» Problem details: Hunt for the word "persönlichen" across the entries below, copying each line that holds it.

» Records to use:
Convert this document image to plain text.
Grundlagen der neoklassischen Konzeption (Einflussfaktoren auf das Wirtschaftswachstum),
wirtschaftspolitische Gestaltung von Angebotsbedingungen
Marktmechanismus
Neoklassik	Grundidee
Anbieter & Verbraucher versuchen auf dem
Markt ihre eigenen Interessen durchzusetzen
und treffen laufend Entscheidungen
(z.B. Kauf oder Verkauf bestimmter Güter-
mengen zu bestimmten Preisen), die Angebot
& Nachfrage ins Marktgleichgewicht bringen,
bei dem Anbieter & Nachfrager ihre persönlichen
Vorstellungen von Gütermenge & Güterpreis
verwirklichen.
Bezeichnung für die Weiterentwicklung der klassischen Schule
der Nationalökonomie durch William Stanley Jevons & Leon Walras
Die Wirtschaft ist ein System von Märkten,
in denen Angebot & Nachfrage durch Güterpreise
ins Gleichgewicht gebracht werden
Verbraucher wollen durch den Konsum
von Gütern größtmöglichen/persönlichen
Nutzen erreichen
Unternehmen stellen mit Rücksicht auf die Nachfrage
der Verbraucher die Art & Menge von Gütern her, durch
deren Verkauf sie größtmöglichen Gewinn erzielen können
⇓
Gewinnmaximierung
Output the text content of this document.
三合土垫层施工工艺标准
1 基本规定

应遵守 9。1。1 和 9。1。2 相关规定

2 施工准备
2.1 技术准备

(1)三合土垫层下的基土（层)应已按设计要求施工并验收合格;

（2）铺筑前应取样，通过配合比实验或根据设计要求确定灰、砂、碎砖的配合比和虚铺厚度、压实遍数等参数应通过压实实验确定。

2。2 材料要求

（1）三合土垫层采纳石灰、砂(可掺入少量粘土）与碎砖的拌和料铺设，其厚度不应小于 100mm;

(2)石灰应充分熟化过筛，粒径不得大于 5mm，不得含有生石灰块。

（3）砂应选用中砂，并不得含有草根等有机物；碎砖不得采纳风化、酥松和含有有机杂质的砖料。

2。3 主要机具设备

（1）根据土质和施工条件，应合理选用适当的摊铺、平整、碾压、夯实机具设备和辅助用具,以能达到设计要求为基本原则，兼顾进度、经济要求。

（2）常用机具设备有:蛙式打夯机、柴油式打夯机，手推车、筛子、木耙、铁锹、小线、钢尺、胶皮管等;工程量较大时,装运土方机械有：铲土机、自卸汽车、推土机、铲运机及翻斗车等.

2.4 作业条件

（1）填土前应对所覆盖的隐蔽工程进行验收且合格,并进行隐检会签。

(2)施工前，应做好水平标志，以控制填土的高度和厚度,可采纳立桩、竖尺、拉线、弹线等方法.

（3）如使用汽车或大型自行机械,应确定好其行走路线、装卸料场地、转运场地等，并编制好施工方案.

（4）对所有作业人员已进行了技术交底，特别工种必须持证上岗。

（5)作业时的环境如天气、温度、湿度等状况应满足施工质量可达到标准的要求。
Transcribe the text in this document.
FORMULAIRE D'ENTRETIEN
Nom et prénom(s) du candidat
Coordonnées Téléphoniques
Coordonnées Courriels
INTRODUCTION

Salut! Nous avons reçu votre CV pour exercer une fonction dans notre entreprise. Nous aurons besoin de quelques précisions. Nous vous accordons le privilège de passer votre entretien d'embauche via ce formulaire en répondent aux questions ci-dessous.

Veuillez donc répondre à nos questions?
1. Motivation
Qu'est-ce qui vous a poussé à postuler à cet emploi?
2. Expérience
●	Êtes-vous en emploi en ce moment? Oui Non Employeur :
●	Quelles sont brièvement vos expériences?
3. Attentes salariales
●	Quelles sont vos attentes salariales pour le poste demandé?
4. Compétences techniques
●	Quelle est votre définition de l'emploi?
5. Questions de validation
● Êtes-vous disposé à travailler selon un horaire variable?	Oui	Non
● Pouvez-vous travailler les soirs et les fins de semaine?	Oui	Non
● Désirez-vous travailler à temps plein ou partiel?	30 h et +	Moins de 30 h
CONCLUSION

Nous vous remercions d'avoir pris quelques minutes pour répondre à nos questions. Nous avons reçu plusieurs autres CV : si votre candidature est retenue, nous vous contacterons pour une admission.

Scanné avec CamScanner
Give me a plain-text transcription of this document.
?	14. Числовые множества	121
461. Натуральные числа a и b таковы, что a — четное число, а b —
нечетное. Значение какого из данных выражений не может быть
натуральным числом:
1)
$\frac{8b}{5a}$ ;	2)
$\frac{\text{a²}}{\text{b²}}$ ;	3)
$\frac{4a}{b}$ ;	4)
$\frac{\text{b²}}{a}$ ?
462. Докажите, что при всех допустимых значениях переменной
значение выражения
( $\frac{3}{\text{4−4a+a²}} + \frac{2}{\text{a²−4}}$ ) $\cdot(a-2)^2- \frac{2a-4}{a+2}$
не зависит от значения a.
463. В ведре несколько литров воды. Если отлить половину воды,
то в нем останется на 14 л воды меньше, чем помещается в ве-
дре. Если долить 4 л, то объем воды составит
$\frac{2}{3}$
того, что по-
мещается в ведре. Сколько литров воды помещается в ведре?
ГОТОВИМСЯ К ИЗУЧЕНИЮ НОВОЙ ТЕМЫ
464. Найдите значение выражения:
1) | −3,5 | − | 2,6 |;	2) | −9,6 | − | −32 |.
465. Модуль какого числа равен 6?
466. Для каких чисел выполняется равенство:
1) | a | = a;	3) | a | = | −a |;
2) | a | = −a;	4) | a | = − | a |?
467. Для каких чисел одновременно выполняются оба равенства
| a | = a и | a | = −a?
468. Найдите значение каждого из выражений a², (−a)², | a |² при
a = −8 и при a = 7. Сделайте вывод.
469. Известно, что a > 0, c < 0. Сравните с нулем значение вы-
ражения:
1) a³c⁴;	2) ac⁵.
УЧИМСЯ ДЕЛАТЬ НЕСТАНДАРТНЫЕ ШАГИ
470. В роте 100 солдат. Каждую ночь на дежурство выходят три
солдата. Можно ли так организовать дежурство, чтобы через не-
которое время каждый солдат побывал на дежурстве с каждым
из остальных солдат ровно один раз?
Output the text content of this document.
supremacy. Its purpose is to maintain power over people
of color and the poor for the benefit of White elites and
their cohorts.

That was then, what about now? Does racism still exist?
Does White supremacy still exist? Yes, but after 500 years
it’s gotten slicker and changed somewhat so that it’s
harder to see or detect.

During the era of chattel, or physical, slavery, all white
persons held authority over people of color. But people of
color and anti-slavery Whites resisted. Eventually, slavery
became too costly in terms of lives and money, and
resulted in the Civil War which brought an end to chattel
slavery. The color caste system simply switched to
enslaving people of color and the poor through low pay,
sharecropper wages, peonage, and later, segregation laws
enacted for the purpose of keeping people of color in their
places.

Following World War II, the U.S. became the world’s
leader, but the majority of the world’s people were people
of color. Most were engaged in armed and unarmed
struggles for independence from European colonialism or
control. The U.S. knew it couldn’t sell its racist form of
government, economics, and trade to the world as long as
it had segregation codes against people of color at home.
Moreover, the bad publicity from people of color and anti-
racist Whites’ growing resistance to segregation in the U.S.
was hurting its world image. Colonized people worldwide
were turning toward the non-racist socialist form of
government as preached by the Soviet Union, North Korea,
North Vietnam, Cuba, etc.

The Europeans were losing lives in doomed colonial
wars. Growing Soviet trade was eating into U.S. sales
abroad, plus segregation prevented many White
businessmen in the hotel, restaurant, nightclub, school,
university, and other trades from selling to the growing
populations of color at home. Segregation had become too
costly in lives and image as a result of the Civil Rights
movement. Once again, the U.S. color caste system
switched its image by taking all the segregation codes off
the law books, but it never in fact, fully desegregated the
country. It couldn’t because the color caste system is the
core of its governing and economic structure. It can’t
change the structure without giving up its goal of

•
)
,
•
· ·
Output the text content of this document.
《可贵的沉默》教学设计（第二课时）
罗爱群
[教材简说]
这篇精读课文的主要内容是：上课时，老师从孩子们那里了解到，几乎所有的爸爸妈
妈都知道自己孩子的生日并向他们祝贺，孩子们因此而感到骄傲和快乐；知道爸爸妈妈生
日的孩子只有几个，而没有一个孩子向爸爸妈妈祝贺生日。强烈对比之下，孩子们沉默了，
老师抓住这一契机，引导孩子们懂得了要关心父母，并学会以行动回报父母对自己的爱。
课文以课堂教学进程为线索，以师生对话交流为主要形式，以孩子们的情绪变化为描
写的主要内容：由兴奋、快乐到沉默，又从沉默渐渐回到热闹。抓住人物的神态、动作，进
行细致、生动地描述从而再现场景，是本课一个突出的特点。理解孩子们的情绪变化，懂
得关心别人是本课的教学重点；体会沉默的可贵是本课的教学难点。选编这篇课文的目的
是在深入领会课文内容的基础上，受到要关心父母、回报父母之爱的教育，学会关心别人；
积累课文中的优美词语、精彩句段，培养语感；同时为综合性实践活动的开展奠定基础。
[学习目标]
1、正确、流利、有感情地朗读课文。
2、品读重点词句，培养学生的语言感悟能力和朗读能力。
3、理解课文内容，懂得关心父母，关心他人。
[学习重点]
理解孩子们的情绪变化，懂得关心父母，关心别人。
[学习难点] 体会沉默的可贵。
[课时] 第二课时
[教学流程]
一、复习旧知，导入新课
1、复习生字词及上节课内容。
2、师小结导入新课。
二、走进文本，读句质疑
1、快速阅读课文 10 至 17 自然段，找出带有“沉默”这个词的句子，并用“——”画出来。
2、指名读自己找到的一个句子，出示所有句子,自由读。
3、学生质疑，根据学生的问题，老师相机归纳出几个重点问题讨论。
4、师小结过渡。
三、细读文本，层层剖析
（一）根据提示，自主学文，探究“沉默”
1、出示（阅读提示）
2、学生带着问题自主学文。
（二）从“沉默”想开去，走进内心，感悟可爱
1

» Exercise response:
bei dem Anbieter & Nachfrager ihre persönlichen
von Gütern größtmöglichen/persönlichen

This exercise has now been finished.